PROVIDED INFORMATION
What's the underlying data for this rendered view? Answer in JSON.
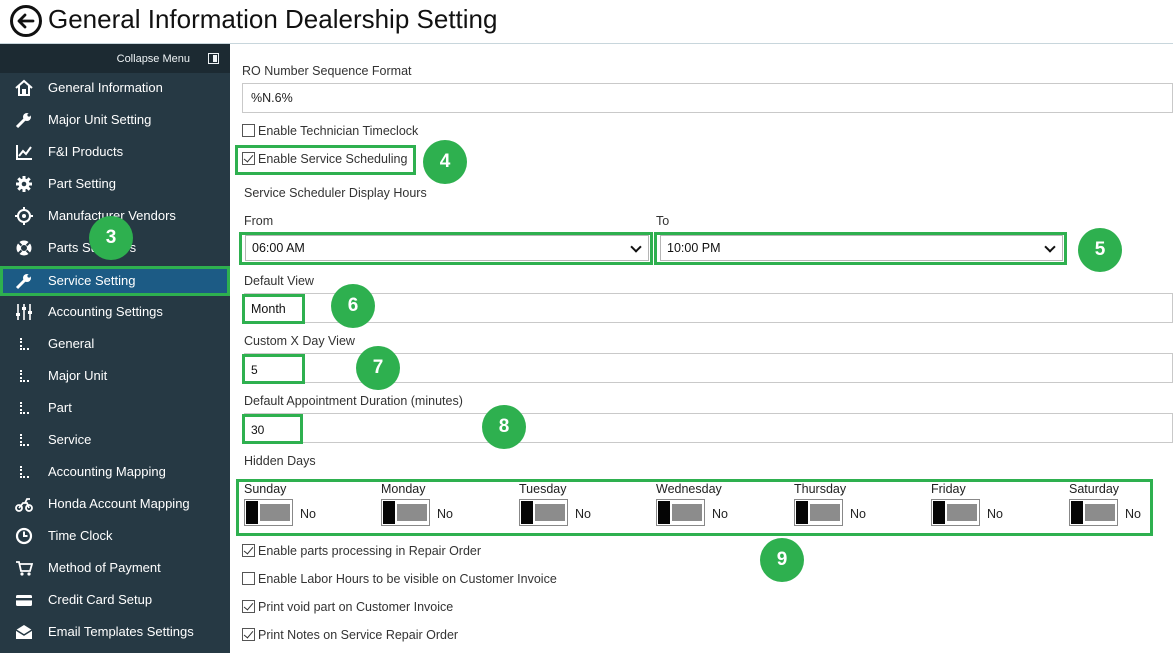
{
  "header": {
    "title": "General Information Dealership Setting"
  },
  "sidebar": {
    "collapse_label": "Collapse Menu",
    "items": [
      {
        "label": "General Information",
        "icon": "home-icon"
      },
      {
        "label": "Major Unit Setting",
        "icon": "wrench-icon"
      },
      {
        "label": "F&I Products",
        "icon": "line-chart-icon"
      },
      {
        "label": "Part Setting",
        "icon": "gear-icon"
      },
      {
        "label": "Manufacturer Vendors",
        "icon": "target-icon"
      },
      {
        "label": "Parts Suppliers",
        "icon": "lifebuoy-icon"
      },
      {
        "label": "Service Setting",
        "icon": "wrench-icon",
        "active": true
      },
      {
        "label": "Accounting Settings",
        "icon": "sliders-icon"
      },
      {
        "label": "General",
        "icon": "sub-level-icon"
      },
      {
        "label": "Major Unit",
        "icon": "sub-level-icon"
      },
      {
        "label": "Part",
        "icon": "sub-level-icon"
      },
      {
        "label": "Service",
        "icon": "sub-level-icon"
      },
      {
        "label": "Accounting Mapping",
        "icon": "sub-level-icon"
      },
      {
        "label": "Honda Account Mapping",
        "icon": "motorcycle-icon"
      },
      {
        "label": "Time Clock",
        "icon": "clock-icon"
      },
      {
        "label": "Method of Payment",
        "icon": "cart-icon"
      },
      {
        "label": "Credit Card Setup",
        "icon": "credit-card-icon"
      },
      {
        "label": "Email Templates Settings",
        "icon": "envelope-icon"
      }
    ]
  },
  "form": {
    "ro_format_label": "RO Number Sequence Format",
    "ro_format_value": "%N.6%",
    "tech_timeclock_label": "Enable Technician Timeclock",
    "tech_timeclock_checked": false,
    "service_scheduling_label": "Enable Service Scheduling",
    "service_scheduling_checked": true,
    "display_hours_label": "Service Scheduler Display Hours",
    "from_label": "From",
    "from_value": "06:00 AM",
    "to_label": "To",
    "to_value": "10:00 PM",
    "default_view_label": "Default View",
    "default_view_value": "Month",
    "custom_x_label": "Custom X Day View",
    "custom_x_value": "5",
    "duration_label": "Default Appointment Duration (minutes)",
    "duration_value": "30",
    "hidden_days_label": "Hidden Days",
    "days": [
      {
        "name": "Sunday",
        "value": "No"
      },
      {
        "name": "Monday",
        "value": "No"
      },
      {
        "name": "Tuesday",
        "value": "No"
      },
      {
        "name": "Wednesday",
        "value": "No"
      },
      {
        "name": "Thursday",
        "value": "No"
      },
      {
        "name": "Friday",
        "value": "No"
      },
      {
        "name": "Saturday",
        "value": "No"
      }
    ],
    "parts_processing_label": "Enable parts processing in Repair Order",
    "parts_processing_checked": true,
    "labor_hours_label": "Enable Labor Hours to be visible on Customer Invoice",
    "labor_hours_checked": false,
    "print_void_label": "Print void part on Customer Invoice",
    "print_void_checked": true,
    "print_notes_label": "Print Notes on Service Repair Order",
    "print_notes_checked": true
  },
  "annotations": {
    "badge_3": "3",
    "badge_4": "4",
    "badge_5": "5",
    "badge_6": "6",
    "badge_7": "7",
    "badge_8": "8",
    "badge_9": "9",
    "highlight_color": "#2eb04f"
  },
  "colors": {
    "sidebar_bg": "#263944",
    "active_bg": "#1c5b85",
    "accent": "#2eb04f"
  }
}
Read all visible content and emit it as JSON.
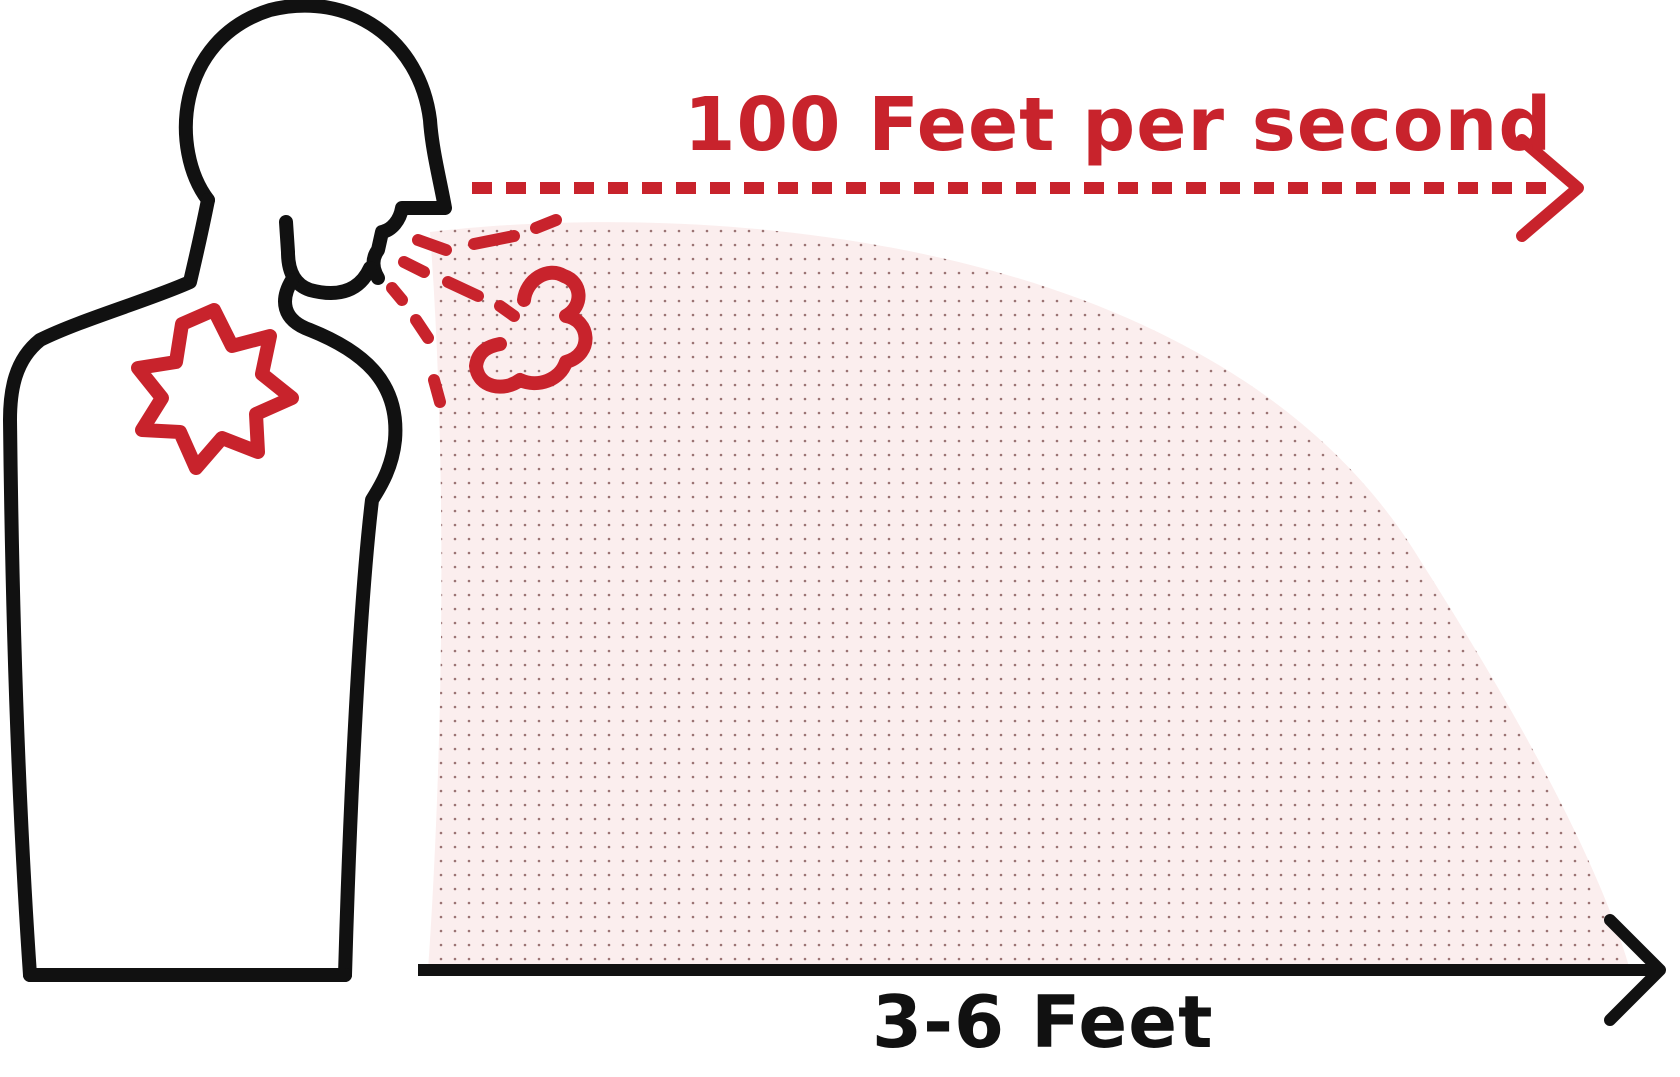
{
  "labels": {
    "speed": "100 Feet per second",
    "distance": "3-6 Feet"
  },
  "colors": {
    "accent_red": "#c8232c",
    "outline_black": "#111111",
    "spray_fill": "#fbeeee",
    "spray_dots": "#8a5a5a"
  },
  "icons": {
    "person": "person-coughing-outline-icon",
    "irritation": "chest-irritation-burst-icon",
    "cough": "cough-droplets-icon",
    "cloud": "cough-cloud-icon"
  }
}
--
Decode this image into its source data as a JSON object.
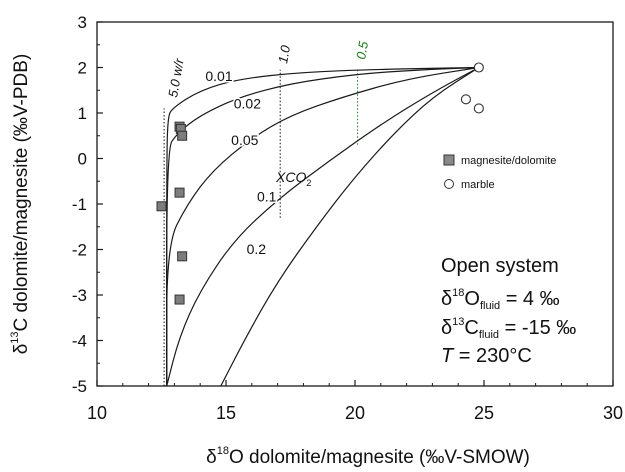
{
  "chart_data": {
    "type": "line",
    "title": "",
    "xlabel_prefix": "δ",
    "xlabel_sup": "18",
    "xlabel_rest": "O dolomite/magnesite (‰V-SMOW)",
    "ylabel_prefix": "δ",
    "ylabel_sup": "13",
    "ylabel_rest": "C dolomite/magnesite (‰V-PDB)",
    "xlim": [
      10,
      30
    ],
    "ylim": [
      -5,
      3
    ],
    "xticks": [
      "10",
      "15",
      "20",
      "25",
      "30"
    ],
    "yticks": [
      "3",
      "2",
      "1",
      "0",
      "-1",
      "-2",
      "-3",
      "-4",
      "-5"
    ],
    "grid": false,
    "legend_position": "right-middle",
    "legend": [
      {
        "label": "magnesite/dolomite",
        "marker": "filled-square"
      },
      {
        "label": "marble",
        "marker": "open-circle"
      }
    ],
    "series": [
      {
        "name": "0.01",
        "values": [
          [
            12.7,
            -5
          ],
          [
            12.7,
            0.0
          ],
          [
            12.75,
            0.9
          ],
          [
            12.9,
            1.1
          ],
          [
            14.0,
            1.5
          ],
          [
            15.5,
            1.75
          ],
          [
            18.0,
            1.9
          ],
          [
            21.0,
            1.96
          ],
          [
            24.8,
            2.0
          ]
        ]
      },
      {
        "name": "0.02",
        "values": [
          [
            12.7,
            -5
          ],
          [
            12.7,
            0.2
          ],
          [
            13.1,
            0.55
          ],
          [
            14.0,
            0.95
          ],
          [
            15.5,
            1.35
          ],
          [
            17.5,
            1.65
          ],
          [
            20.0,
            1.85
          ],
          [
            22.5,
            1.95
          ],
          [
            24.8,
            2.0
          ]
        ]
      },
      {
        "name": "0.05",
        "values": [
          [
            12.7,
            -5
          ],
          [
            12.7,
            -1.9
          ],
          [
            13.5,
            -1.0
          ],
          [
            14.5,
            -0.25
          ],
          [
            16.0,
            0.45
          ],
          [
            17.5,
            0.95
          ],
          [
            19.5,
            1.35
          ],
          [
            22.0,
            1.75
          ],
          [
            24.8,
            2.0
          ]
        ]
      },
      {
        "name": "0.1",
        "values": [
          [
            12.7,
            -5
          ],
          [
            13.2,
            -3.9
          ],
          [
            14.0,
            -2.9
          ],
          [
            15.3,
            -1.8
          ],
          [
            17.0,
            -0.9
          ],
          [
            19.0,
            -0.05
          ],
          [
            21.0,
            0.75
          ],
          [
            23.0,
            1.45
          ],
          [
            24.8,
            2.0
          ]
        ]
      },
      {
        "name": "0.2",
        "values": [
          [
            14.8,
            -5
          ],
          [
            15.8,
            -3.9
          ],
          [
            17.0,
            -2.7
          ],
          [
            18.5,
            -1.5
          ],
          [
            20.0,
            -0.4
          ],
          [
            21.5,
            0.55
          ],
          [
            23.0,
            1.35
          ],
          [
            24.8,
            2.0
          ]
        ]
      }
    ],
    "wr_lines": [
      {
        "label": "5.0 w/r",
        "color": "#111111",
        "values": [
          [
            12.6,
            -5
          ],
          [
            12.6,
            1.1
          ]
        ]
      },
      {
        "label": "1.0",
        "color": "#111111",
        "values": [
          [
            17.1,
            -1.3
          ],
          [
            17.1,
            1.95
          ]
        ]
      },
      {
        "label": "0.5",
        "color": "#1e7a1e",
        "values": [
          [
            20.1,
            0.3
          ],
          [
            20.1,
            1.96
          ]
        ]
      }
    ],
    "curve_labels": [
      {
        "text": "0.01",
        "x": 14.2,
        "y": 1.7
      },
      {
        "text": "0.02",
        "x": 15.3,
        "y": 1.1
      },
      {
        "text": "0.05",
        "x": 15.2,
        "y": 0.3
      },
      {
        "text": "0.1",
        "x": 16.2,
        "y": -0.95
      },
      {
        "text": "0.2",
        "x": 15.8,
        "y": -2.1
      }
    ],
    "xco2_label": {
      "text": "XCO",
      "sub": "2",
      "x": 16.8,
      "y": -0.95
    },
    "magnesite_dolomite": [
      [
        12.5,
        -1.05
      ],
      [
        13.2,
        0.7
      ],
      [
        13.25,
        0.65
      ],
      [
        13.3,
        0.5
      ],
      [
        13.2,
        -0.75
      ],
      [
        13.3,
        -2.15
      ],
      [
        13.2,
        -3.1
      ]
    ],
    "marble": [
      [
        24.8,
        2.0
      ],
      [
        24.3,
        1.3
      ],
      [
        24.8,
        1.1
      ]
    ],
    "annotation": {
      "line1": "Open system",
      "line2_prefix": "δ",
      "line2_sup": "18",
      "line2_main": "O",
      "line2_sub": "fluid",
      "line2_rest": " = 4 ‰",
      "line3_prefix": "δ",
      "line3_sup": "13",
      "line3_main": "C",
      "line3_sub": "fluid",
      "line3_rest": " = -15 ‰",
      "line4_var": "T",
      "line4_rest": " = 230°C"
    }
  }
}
==
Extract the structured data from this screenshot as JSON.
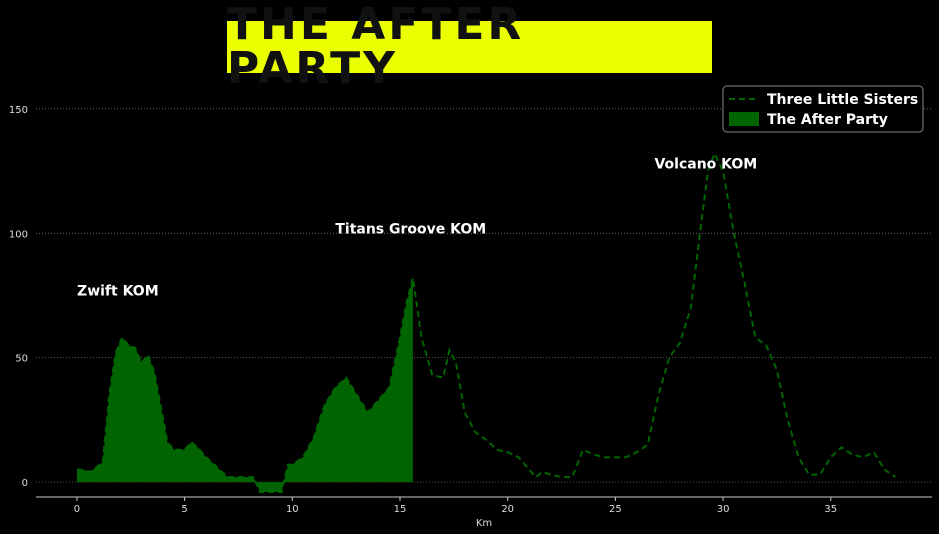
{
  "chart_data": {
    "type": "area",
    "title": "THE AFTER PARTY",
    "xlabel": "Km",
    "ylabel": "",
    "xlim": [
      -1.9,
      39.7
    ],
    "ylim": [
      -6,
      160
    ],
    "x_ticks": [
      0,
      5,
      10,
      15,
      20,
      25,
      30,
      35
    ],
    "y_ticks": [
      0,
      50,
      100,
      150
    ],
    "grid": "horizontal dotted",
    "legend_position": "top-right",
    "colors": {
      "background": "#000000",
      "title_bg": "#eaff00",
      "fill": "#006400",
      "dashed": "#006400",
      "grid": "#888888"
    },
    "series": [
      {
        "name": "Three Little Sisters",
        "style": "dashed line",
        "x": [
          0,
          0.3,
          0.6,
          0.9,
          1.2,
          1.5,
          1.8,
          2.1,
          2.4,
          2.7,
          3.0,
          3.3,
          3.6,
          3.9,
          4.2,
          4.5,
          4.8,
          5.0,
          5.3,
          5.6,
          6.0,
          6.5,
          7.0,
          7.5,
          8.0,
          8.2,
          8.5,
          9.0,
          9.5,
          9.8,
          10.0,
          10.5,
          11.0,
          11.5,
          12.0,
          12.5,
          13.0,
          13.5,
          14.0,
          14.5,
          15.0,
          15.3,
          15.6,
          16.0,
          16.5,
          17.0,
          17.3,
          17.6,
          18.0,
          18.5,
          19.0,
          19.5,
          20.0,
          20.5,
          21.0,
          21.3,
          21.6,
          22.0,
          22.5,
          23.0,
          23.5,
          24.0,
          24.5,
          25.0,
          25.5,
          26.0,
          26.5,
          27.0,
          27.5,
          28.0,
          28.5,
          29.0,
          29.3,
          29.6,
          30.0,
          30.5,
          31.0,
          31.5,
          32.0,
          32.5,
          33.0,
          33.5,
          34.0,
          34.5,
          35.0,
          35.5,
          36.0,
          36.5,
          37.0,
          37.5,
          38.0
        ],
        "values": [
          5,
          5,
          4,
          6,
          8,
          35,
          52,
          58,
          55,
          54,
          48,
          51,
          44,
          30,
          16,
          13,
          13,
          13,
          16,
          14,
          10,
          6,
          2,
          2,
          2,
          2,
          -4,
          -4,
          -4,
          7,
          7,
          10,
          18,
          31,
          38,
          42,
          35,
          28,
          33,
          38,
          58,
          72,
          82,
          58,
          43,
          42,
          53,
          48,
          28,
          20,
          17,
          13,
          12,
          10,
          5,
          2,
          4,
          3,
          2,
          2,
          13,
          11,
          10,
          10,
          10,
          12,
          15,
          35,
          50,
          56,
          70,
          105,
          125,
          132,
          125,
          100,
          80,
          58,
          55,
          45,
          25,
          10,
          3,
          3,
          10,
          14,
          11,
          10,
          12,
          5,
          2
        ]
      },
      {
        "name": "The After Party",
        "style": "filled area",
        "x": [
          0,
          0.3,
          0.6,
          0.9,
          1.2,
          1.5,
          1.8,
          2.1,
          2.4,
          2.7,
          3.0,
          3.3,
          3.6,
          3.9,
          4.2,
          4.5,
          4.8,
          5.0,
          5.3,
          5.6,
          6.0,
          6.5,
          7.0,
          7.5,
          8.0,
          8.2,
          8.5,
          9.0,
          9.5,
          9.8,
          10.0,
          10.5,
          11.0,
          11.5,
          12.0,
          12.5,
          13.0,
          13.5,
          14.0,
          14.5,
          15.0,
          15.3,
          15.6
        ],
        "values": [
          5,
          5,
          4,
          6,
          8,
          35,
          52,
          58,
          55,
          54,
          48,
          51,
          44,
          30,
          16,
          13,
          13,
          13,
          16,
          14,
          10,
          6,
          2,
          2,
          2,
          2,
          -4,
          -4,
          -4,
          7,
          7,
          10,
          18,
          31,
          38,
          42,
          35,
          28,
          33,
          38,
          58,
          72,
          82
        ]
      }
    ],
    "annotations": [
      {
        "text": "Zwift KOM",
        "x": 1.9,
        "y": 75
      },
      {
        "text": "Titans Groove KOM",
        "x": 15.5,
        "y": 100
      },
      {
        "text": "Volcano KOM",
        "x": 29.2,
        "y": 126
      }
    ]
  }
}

GOAL OF THE EXERCISE
For each line in the data above that contains the string "Unit", extract the line.

CORRECT RESULT
        "label": "Major Unit Setting",
        "label": "Major Unit",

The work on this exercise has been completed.